Data excerpts
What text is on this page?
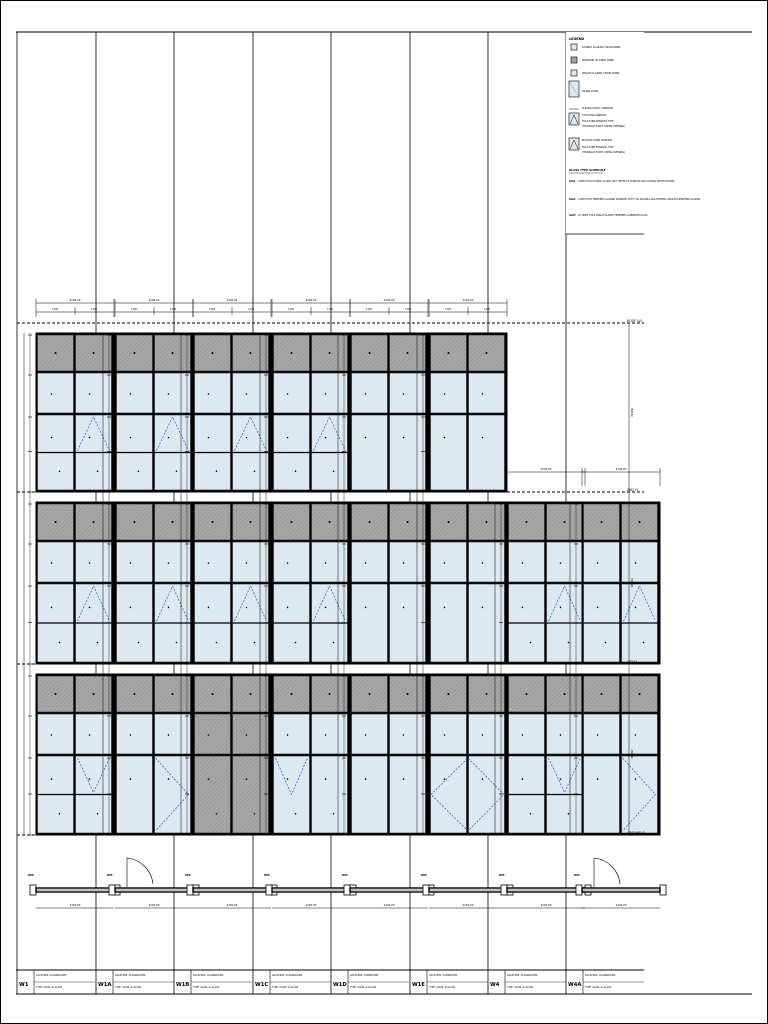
2200.00
1100	1100
INT.
2200.00
2200.00
1100	1100
INT.
2200.00
2200.00
1100	1100
INT.
2200.00
2200.00
1100	1100
INT.
2200.00
2200.00
1100	1100
INT.
2200.00
2200.00
1100	1100
INT.
2200.00
2200.00
INT.
2200.00
2200.00
INT.
2200.00
ROOF LVL
2ND FL
1ST FL
GROUND FL
3500.00
3500.00
3500.00
LEGEND
DOUBLE GLAZING VISION PANEL
SPANDREL GLAZING PANEL
SINGLE GLAZING VISION PANEL
SWING DOOR
SLIDING DOOR / WINDOW
TOP HUNG WINDOW
TILT&TURN WINDOW TYPE
(TRIANGLE POINT: SWING OPENING)
BOTTOM HUNG WINDOW
TILT&TURN WINDOW TYPE
(TRIANGLE POINT: SWING OPENING)
GLASS TYPE SCHEDULE
GL01 24MM THICK DOUBLE GLAZED UNIT. REFER TO WINDOW AND GLAZING SPECIFICATIONS
GL02 10MM THICK TEMPERED GLAZING SPANDREL WITH FOIL BACKING AND THERMAL INSULATION BEHIND GLAZING
GL03 10.76MM THICK SINGLE GLAZED TEMPERED LAMINATED GLASS
W1
LOCATION: CLASSROOMS
TYPE: ALUM. & GLASS	W1A
LOCATION: CLASSROOMS
TYPE: ALUM. & GLASS	W1B
LOCATION: CLASSROOMS
TYPE: ALUM. & GLASS	W1C
LOCATION: CLASSROOMS
TYPE: ALUM. & GLASS	W1D
LOCATION: CORRIDORS
TYPE: ALUM. & GLASS	W1E
LOCATION: CORRIDORS
TYPE: ALUM. & GLASS	W4
LOCATION: CLASSROOMS
TYPE: ALUM. & GLASS	W4A
LOCATION: CLASSROOMS
TYPE: ALUM. & GLASS
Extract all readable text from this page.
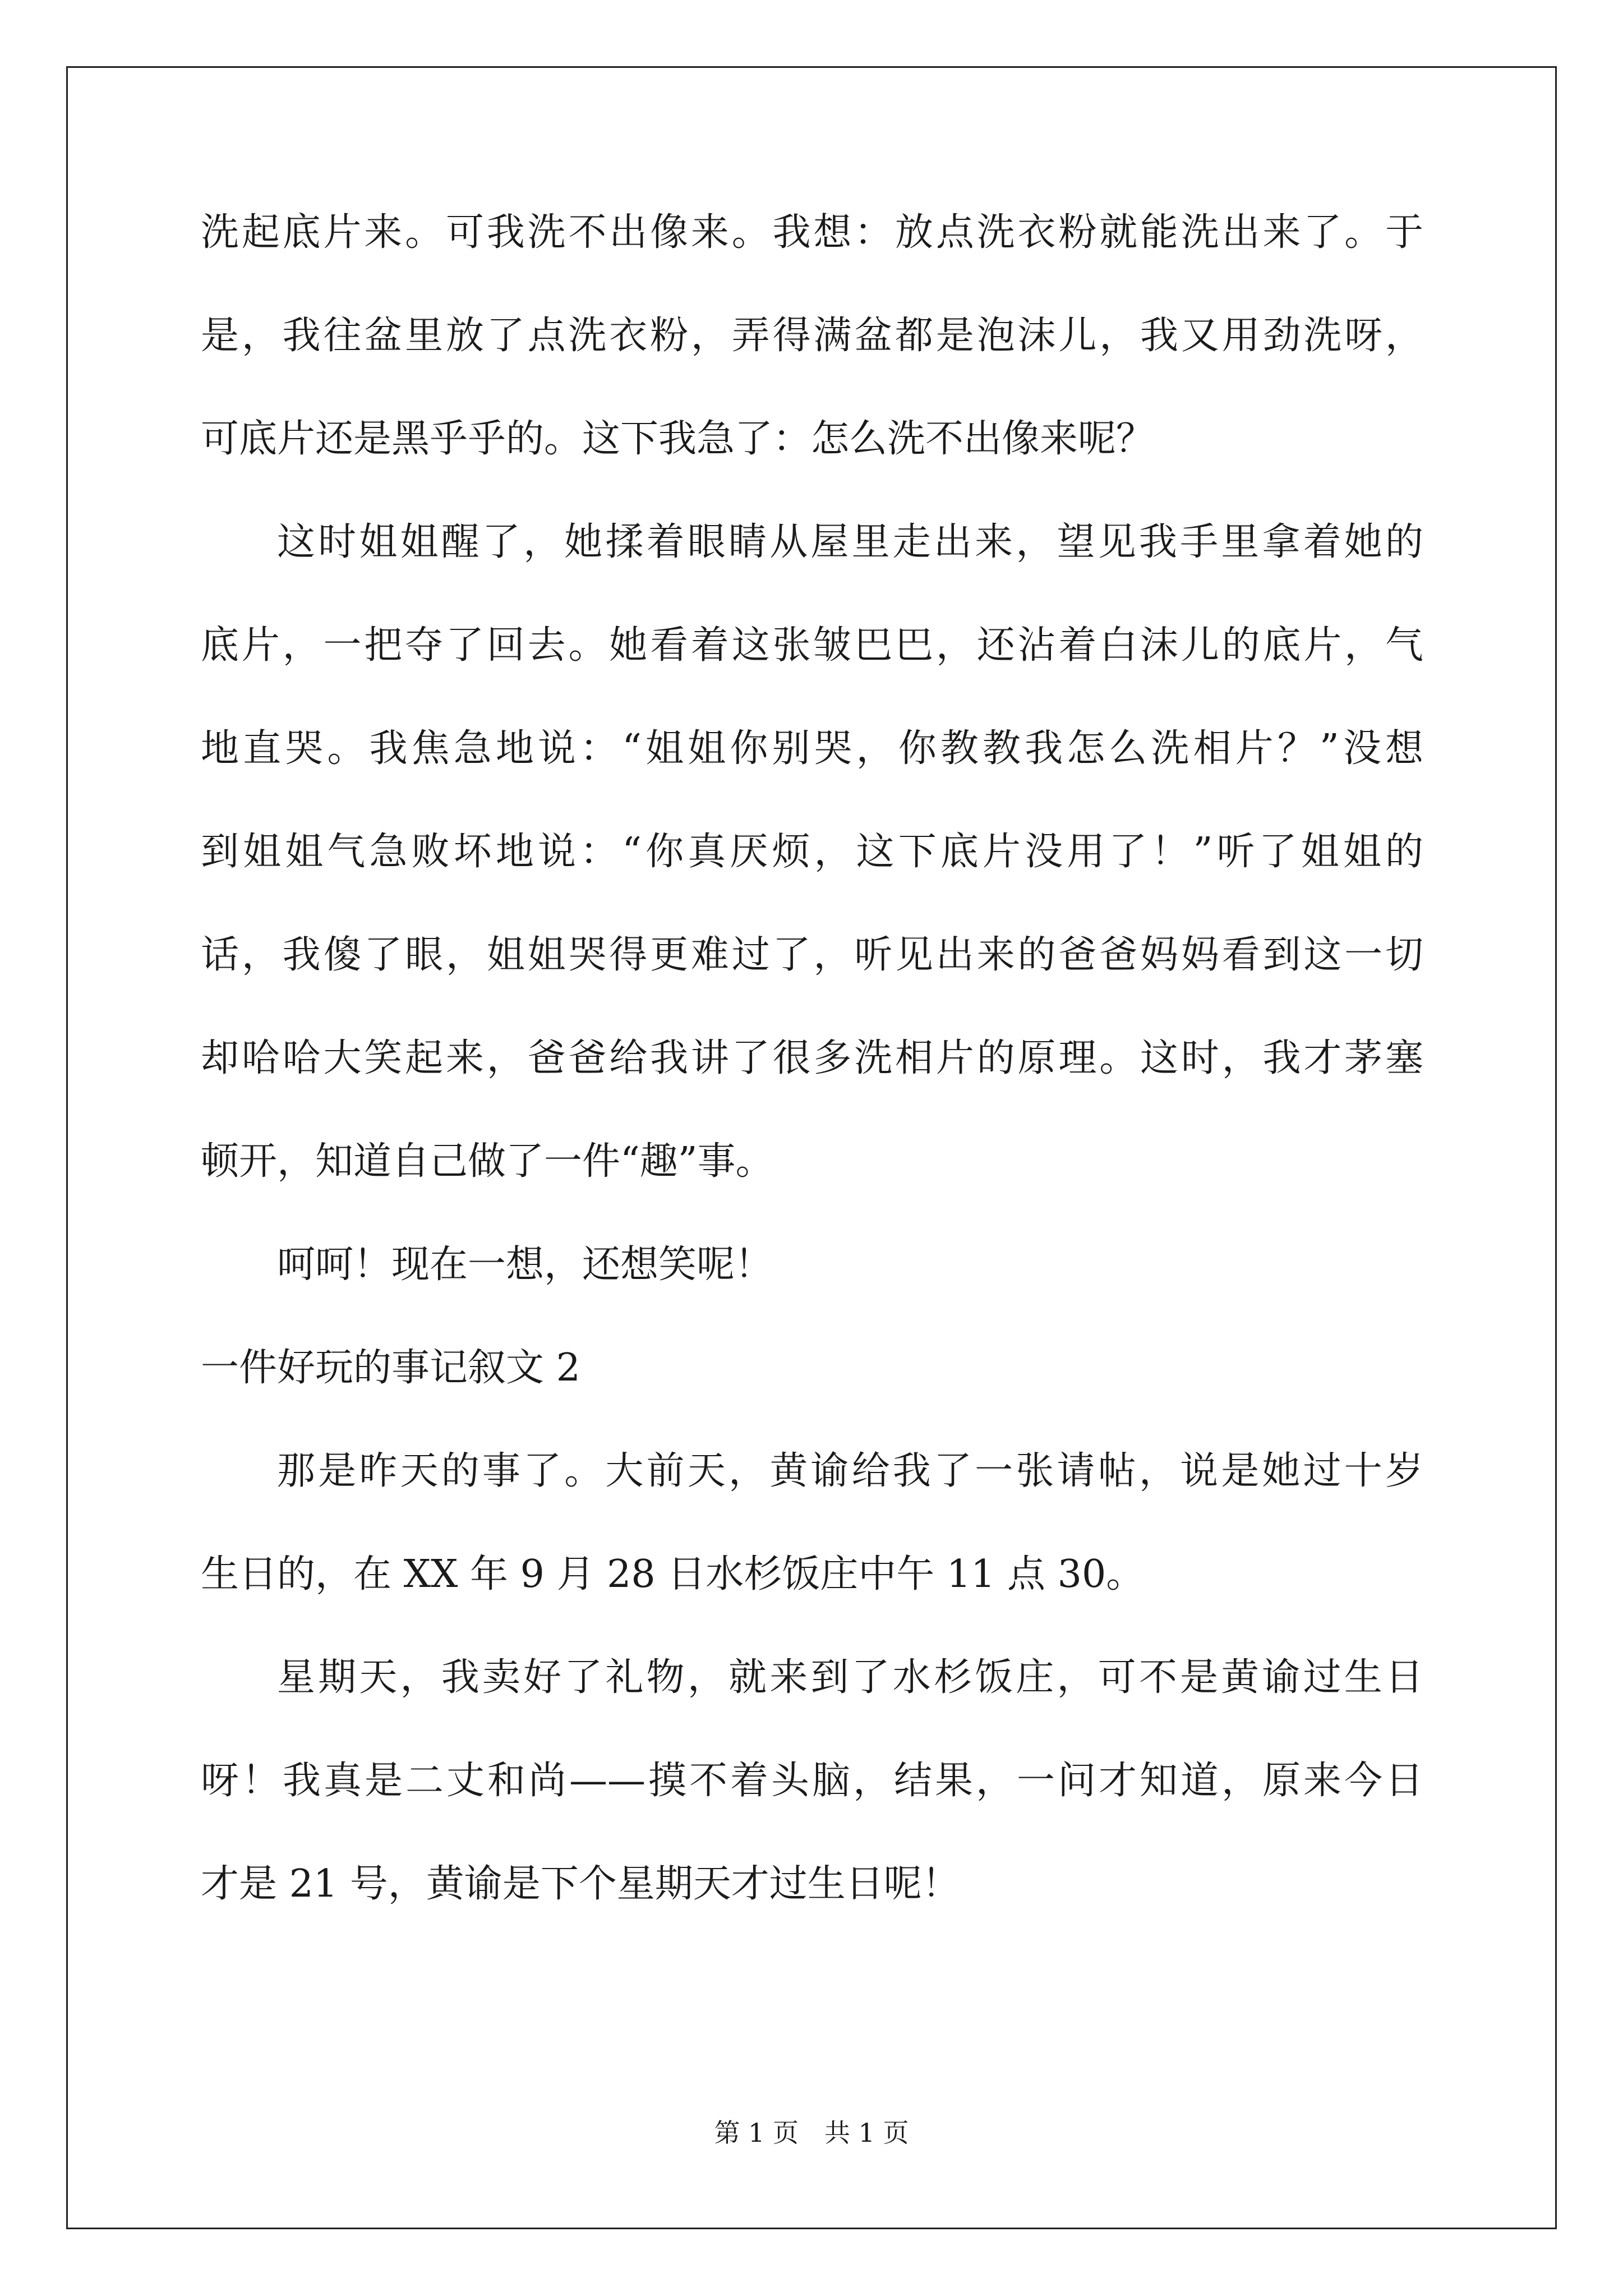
洗起底片来。可我洗不出像来。我想：放点洗衣粉就能洗出来了。于
是，我往盆里放了点洗衣粉，弄得满盆都是泡沫儿，我又用劲洗呀，
可底片还是黑乎乎的。这下我急了：怎么洗不出像来呢？
这时姐姐醒了，她揉着眼睛从屋里走出来，望见我手里拿着她的
底片，一把夺了回去。她看着这张皱巴巴，还沾着白沫儿的底片，气
地直哭。我焦急地说：“姐姐你别哭，你教教我怎么洗相片？”没想
到姐姐气急败坏地说：“你真厌烦，这下底片没用了！”听了姐姐的
话，我傻了眼，姐姐哭得更难过了，听见出来的爸爸妈妈看到这一切
却哈哈大笑起来，爸爸给我讲了很多洗相片的原理。这时，我才茅塞
顿开，知道自己做了一件“趣”事。
呵呵！现在一想，还想笑呢！
一件好玩的事记叙文 2
那是昨天的事了。大前天，黄谕给我了一张请帖，说是她过十岁
生日的，在 XX 年 9 月 28 日水杉饭庄中午 11 点 30。
星期天，我卖好了礼物，就来到了水杉饭庄，可不是黄谕过生日
呀！我真是二丈和尚——摸不着头脑，结果，一问才知道，原来今日
才是 21 号，黄谕是下个星期天才过生日呢！
第 1 页　共 1 页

### What you need to do
Go over the records above line by line and count those holding the word "this". Reply only with the number.

### Full answer
2